---------- INPUT ROWS

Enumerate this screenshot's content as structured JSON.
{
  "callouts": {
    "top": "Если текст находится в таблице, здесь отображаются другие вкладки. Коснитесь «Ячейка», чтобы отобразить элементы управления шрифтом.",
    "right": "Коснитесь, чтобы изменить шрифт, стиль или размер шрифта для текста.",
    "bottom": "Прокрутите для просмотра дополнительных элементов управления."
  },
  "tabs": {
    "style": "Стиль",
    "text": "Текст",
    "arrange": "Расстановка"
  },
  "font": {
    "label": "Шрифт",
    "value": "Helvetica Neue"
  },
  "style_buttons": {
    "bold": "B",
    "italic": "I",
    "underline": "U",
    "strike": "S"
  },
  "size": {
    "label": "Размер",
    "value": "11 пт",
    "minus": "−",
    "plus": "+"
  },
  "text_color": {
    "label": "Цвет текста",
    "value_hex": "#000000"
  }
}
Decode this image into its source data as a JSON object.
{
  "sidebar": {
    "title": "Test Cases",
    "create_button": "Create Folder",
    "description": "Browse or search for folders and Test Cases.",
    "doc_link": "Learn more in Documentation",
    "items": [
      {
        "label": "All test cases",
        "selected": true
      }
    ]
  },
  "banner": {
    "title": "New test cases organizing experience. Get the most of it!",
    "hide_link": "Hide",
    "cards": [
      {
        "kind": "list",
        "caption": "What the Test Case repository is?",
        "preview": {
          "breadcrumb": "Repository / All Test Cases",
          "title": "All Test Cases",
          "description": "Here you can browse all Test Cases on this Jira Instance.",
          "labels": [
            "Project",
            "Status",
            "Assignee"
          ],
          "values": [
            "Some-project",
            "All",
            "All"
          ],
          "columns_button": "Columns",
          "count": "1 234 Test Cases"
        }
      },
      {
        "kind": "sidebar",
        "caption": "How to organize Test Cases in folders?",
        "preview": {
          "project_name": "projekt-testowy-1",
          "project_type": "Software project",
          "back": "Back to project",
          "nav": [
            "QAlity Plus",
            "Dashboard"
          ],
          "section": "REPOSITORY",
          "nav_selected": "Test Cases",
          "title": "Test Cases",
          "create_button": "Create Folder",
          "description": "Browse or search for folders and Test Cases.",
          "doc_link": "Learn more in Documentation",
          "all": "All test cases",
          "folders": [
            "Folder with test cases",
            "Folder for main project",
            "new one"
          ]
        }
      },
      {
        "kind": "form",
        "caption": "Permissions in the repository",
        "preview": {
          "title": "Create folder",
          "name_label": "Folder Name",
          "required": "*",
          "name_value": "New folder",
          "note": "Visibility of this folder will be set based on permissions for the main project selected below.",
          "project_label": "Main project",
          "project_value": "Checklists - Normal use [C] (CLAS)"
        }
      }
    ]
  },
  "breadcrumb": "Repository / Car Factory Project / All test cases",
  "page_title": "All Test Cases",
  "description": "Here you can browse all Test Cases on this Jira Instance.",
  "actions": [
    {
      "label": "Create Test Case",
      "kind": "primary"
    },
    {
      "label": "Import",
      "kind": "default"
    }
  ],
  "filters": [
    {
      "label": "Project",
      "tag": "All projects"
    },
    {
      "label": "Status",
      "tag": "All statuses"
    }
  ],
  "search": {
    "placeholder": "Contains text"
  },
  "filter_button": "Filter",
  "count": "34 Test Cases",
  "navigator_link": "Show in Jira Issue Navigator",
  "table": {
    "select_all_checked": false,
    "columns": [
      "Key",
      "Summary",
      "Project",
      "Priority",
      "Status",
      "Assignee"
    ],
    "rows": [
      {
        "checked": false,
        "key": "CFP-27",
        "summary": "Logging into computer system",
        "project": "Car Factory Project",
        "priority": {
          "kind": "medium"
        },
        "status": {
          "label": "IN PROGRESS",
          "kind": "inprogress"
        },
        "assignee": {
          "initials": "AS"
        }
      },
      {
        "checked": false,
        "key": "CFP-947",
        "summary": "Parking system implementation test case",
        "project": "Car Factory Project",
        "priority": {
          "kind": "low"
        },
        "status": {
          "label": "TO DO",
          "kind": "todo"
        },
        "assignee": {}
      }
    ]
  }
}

--------------------

• _EXERCISE BRIEF_:
List the lines of the material in which the word "Learn" occurs.

• _OUTPUT FOR THIS EXERCISE_:
    "doc_link": "Learn more in Documentation",
          "doc_link": "Learn more in Documentation",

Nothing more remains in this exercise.